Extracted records
★ ★ ★ ★

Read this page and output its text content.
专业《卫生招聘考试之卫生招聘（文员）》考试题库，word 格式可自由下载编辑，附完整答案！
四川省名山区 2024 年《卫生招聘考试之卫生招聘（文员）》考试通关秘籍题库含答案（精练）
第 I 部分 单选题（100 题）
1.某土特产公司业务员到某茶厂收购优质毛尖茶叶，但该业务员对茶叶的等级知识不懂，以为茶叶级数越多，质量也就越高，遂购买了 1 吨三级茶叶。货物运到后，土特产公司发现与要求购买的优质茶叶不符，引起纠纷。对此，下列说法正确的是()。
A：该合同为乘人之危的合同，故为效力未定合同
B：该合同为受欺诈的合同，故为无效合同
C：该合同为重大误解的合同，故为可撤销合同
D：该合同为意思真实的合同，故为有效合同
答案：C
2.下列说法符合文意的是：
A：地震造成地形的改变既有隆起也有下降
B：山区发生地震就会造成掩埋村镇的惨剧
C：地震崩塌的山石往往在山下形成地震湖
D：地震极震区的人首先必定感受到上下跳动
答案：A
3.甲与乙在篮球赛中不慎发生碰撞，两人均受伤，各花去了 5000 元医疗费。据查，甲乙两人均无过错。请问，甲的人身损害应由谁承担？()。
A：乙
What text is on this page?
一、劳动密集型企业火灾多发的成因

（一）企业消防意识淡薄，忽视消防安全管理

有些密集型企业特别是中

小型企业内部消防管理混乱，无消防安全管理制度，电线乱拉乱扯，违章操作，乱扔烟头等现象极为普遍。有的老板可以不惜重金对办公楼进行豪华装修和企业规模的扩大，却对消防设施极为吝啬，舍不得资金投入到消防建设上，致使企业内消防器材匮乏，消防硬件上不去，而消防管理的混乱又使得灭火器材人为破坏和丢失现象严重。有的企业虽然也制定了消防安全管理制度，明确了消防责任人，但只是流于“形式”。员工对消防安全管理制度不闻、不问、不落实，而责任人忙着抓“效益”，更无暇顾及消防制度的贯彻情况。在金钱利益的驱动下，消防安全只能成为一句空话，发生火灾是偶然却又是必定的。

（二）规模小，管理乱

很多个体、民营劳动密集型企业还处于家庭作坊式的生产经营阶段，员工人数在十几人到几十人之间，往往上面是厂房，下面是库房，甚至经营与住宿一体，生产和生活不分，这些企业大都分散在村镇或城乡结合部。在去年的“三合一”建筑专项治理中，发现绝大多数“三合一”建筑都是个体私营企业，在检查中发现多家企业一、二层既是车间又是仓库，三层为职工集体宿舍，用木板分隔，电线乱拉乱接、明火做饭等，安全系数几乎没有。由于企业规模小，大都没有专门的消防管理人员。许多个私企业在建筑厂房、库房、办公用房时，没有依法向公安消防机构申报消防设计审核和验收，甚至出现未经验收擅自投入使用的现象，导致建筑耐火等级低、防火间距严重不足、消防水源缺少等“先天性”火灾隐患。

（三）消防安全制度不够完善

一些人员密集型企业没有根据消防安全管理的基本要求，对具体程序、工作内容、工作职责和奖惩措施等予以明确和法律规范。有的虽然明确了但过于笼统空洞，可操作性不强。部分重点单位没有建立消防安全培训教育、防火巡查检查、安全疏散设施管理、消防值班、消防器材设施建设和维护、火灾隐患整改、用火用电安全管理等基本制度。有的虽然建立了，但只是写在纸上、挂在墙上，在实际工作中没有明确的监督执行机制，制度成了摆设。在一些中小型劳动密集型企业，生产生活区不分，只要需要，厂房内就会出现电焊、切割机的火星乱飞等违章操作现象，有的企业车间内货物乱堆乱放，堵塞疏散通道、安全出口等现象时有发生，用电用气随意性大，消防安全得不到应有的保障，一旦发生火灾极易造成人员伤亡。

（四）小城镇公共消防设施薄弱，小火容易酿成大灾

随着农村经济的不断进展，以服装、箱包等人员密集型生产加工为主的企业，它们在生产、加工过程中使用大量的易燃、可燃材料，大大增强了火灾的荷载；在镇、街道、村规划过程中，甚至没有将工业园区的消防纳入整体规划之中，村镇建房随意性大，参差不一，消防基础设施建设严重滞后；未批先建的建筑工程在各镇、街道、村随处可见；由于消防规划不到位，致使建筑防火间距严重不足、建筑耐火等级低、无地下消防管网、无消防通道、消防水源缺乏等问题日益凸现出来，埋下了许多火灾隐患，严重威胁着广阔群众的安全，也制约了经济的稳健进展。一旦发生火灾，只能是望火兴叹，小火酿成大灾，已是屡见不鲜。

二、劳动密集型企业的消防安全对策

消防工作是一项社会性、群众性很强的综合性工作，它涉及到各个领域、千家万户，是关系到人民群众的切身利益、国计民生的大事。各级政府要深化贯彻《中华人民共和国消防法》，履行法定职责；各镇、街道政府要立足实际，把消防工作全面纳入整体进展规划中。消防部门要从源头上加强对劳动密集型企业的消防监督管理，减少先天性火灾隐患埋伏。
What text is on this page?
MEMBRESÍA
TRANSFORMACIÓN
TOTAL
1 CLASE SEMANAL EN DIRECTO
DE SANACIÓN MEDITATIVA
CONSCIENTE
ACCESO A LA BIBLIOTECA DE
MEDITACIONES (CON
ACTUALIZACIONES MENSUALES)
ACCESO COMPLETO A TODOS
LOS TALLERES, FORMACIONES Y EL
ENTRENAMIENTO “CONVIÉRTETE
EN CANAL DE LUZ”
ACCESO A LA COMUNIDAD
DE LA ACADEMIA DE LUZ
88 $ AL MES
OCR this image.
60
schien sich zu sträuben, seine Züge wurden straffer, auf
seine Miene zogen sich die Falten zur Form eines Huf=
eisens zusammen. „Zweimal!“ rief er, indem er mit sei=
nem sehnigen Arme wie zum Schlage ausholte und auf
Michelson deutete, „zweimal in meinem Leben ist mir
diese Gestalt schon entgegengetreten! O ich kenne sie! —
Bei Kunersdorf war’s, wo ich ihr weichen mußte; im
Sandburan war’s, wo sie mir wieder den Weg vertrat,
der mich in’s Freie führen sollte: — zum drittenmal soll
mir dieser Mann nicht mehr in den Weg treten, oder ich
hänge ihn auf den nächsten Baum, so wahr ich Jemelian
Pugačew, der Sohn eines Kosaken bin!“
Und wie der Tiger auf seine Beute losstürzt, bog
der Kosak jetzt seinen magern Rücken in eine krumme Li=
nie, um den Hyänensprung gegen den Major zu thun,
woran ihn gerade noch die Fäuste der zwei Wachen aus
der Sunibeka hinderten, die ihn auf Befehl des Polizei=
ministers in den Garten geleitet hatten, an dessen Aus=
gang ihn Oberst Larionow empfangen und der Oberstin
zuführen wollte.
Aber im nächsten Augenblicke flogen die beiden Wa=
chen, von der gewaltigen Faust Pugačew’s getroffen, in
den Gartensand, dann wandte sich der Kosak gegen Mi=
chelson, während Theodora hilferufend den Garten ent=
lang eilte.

★ ★ ★ ★

Give back the whole listing exactly as it reads.

Read this page and output its text content.
专业《卫生招聘考试之卫生招聘（文员）》考试题库，word 格式可自由下载编辑，附完整答案！
四川省名山区 2024 年《卫生招聘考试之卫生招聘（文员）》考试通关秘籍题库含答案（精练）
第 I 部分 单选题（100 题）
1.某土特产公司业务员到某茶厂收购优质毛尖茶叶，但该业务员对茶叶的等级知识不懂，以为茶叶级数越多，质量也就越高，遂购买了 1 吨三级茶叶。货物运到后，土特产公司发现与要求购买的优质茶叶不符，引起纠纷。对此，下列说法正确的是()。
A：该合同为乘人之危的合同，故为效力未定合同
B：该合同为受欺诈的合同，故为无效合同
C：该合同为重大误解的合同，故为可撤销合同
D：该合同为意思真实的合同，故为有效合同
答案：C
2.下列说法符合文意的是：
A：地震造成地形的改变既有隆起也有下降
B：山区发生地震就会造成掩埋村镇的惨剧
C：地震崩塌的山石往往在山下形成地震湖
D：地震极震区的人首先必定感受到上下跳动
答案：A
3.甲与乙在篮球赛中不慎发生碰撞，两人均受伤，各花去了 5000 元医疗费。据查，甲乙两人均无过错。请问，甲的人身损害应由谁承担？()。
A：乙
What text is on this page?
一、劳动密集型企业火灾多发的成因

（一）企业消防意识淡薄，忽视消防安全管理

有些密集型企业特别是中

小型企业内部消防管理混乱，无消防安全管理制度，电线乱拉乱扯，违章操作，乱扔烟头等现象极为普遍。有的老板可以不惜重金对办公楼进行豪华装修和企业规模的扩大，却对消防设施极为吝啬，舍不得资金投入到消防建设上，致使企业内消防器材匮乏，消防硬件上不去，而消防管理的混乱又使得灭火器材人为破坏和丢失现象严重。有的企业虽然也制定了消防安全管理制度，明确了消防责任人，但只是流于“形式”。员工对消防安全管理制度不闻、不问、不落实，而责任人忙着抓“效益”，更无暇顾及消防制度的贯彻情况。在金钱利益的驱动下，消防安全只能成为一句空话，发生火灾是偶然却又是必定的。

（二）规模小，管理乱

很多个体、民营劳动密集型企业还处于家庭作坊式的生产经营阶段，员工人数在十几人到几十人之间，往往上面是厂房，下面是库房，甚至经营与住宿一体，生产和生活不分，这些企业大都分散在村镇或城乡结合部。在去年的“三合一”建筑专项治理中，发现绝大多数“三合一”建筑都是个体私营企业，在检查中发现多家企业一、二层既是车间又是仓库，三层为职工集体宿舍，用木板分隔，电线乱拉乱接、明火做饭等，安全系数几乎没有。由于企业规模小，大都没有专门的消防管理人员。许多个私企业在建筑厂房、库房、办公用房时，没有依法向公安消防机构申报消防设计审核和验收，甚至出现未经验收擅自投入使用的现象，导致建筑耐火等级低、防火间距严重不足、消防水源缺少等“先天性”火灾隐患。

（三）消防安全制度不够完善

一些人员密集型企业没有根据消防安全管理的基本要求，对具体程序、工作内容、工作职责和奖惩措施等予以明确和法律规范。有的虽然明确了但过于笼统空洞，可操作性不强。部分重点单位没有建立消防安全培训教育、防火巡查检查、安全疏散设施管理、消防值班、消防器材设施建设和维护、火灾隐患整改、用火用电安全管理等基本制度。有的虽然建立了，但只是写在纸上、挂在墙上，在实际工作中没有明确的监督执行机制，制度成了摆设。在一些中小型劳动密集型企业，生产生活区不分，只要需要，厂房内就会出现电焊、切割机的火星乱飞等违章操作现象，有的企业车间内货物乱堆乱放，堵塞疏散通道、安全出口等现象时有发生，用电用气随意性大，消防安全得不到应有的保障，一旦发生火灾极易造成人员伤亡。

（四）小城镇公共消防设施薄弱，小火容易酿成大灾

随着农村经济的不断进展，以服装、箱包等人员密集型生产加工为主的企业，它们在生产、加工过程中使用大量的易燃、可燃材料，大大增强了火灾的荷载；在镇、街道、村规划过程中，甚至没有将工业园区的消防纳入整体规划之中，村镇建房随意性大，参差不一，消防基础设施建设严重滞后；未批先建的建筑工程在各镇、街道、村随处可见；由于消防规划不到位，致使建筑防火间距严重不足、建筑耐火等级低、无地下消防管网、无消防通道、消防水源缺乏等问题日益凸现出来，埋下了许多火灾隐患，严重威胁着广阔群众的安全，也制约了经济的稳健进展。一旦发生火灾，只能是望火兴叹，小火酿成大灾，已是屡见不鲜。

二、劳动密集型企业的消防安全对策

消防工作是一项社会性、群众性很强的综合性工作，它涉及到各个领域、千家万户，是关系到人民群众的切身利益、国计民生的大事。各级政府要深化贯彻《中华人民共和国消防法》，履行法定职责；各镇、街道政府要立足实际，把消防工作全面纳入整体进展规划中。消防部门要从源头上加强对劳动密集型企业的消防监督管理，减少先天性火灾隐患埋伏。
What text is on this page?
MEMBRESÍA
TRANSFORMACIÓN
TOTAL
1 CLASE SEMANAL EN DIRECTO
DE SANACIÓN MEDITATIVA
CONSCIENTE
ACCESO A LA BIBLIOTECA DE
MEDITACIONES (CON
ACTUALIZACIONES MENSUALES)
ACCESO COMPLETO A TODOS
LOS TALLERES, FORMACIONES Y EL
ENTRENAMIENTO “CONVIÉRTETE
EN CANAL DE LUZ”
ACCESO A LA COMUNIDAD
DE LA ACADEMIA DE LUZ
88 $ AL MES
OCR this image.
60
schien sich zu sträuben, seine Züge wurden straffer, auf
seine Miene zogen sich die Falten zur Form eines Huf=
eisens zusammen. „Zweimal!“ rief er, indem er mit sei=
nem sehnigen Arme wie zum Schlage ausholte und auf
Michelson deutete, „zweimal in meinem Leben ist mir
diese Gestalt schon entgegengetreten! O ich kenne sie! —
Bei Kunersdorf war’s, wo ich ihr weichen mußte; im
Sandburan war’s, wo sie mir wieder den Weg vertrat,
der mich in’s Freie führen sollte: — zum drittenmal soll
mir dieser Mann nicht mehr in den Weg treten, oder ich
hänge ihn auf den nächsten Baum, so wahr ich Jemelian
Pugačew, der Sohn eines Kosaken bin!“
Und wie der Tiger auf seine Beute losstürzt, bog
der Kosak jetzt seinen magern Rücken in eine krumme Li=
nie, um den Hyänensprung gegen den Major zu thun,
woran ihn gerade noch die Fäuste der zwei Wachen aus
der Sunibeka hinderten, die ihn auf Befehl des Polizei=
ministers in den Garten geleitet hatten, an dessen Aus=
gang ihn Oberst Larionow empfangen und der Oberstin
zuführen wollte.
Aber im nächsten Augenblicke flogen die beiden Wa=
chen, von der gewaltigen Faust Pugačew’s getroffen, in
den Gartensand, dann wandte sich der Kosak gegen Mi=
chelson, während Theodora hilferufend den Garten ent=
lang eilte.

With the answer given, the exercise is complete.